_What is required_
Copy all lines in which the word "Material" can be found.

Extracted records:
** begin **
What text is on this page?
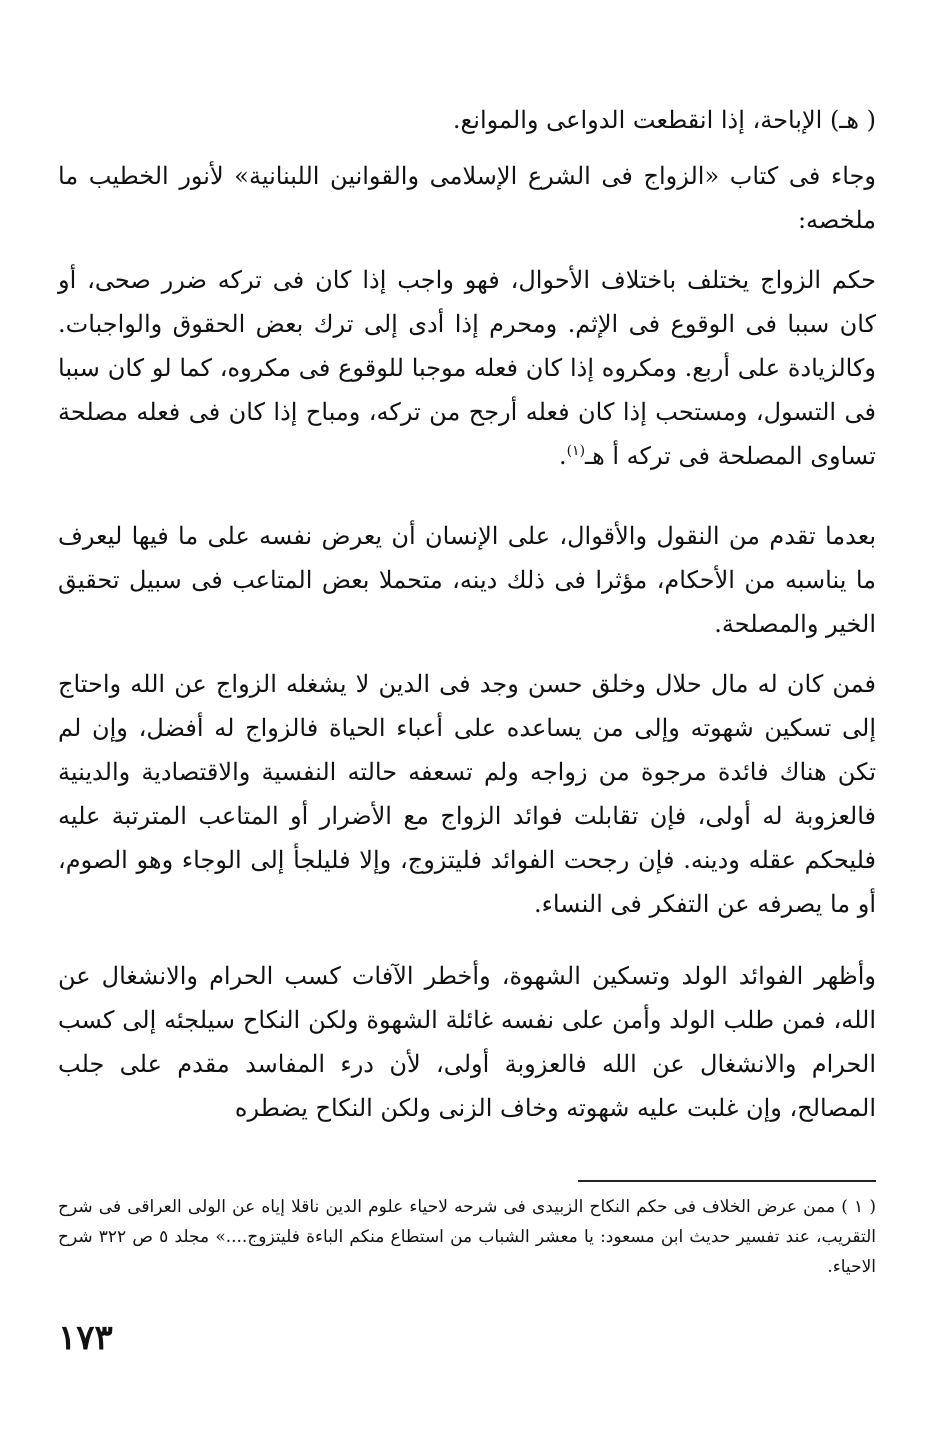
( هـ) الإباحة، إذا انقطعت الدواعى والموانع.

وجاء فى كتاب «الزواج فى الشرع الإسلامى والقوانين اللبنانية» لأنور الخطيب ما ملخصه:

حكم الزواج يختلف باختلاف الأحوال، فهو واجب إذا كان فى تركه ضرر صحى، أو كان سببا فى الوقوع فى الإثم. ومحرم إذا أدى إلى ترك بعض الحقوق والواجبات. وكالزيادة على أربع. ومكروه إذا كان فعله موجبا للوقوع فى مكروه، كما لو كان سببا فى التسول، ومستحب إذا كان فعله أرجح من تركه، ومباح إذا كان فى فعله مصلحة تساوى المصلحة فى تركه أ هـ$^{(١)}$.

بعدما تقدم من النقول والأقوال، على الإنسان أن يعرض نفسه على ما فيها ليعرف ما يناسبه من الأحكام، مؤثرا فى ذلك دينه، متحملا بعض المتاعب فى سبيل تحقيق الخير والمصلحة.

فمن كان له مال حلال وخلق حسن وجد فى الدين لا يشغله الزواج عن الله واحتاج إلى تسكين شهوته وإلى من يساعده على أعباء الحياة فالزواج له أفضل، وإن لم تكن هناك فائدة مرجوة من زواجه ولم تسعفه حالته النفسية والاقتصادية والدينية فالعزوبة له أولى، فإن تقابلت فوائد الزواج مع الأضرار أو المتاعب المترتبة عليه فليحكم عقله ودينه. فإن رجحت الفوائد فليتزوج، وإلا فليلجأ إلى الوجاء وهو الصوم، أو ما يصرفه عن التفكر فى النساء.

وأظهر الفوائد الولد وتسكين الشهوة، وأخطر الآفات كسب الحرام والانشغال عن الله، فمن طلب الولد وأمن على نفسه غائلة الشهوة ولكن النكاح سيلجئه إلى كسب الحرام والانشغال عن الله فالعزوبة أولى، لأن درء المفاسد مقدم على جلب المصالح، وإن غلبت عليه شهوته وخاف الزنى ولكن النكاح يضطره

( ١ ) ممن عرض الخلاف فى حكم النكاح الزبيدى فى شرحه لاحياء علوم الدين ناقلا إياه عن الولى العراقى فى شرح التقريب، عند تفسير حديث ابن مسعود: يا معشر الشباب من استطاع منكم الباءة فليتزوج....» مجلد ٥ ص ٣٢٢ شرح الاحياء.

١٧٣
** end **
** begin **
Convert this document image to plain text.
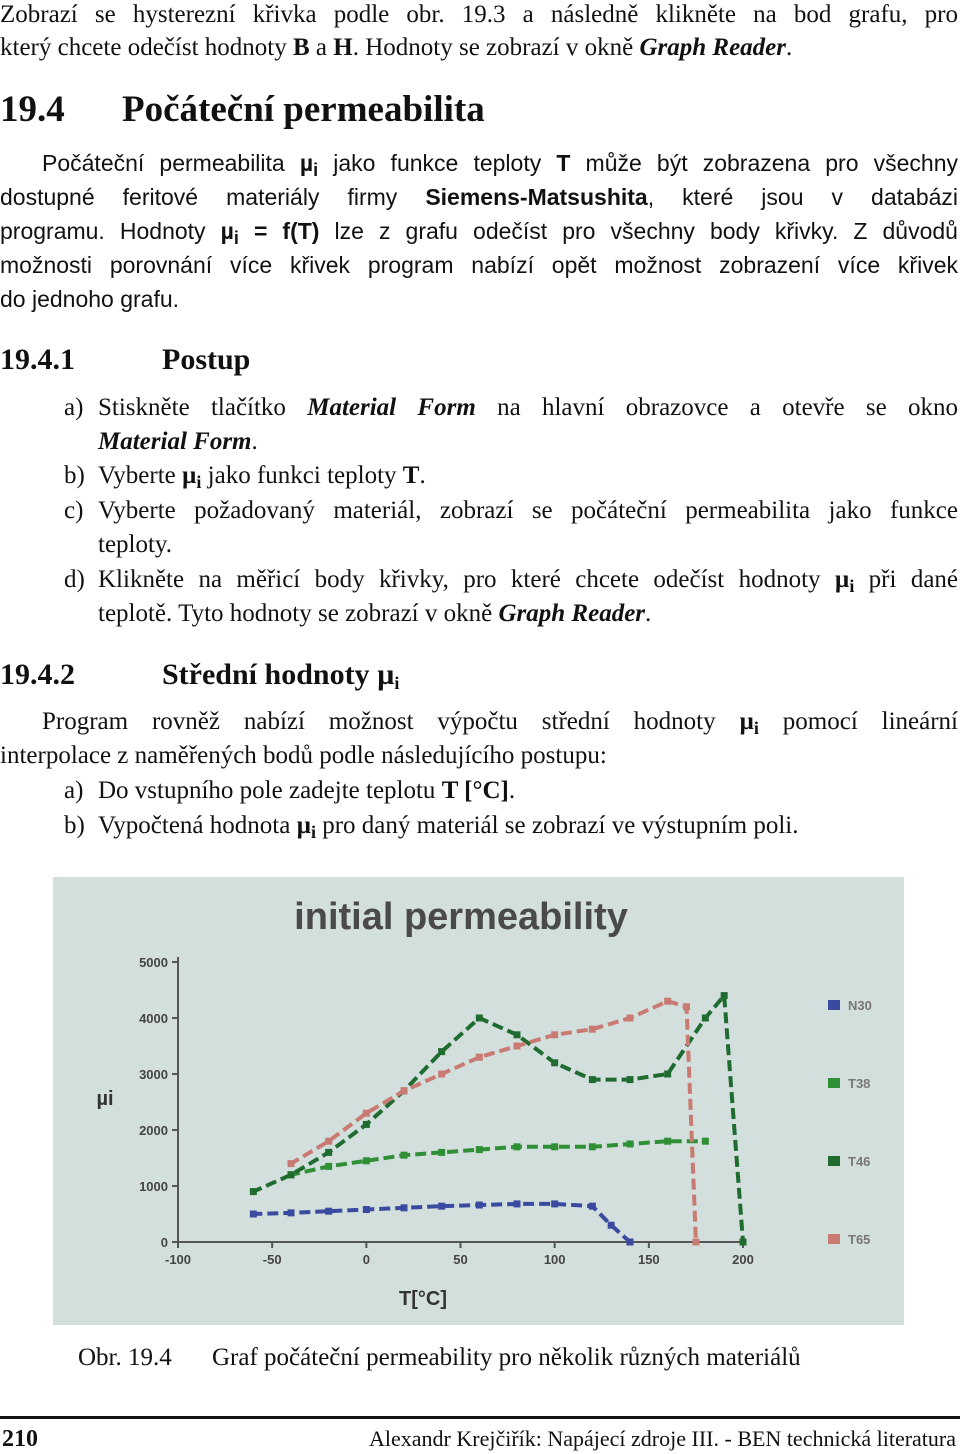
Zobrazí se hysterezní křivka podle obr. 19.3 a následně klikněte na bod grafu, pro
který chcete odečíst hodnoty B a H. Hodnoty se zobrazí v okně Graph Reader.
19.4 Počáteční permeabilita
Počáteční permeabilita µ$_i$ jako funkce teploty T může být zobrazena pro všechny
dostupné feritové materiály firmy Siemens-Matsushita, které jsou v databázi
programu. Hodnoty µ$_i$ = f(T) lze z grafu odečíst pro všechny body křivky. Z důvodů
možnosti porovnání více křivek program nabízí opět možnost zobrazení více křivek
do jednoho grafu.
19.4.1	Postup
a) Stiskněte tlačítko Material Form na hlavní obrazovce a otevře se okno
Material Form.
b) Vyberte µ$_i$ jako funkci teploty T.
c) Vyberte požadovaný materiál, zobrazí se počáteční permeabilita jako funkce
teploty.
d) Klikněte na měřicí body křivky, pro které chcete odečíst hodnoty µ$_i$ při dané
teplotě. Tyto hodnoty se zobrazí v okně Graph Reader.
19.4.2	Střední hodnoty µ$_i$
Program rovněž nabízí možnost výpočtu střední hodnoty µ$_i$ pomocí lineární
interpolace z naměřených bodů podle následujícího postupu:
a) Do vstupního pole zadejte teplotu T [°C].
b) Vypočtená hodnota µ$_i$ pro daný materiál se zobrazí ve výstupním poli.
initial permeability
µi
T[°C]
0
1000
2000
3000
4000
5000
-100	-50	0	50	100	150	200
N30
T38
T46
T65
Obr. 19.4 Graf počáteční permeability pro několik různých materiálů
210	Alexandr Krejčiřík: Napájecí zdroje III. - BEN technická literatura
** end **
_Reply_
a) Stiskněte tlačítko Material Form na hlavní obrazovce a otevře se okno
Material Form.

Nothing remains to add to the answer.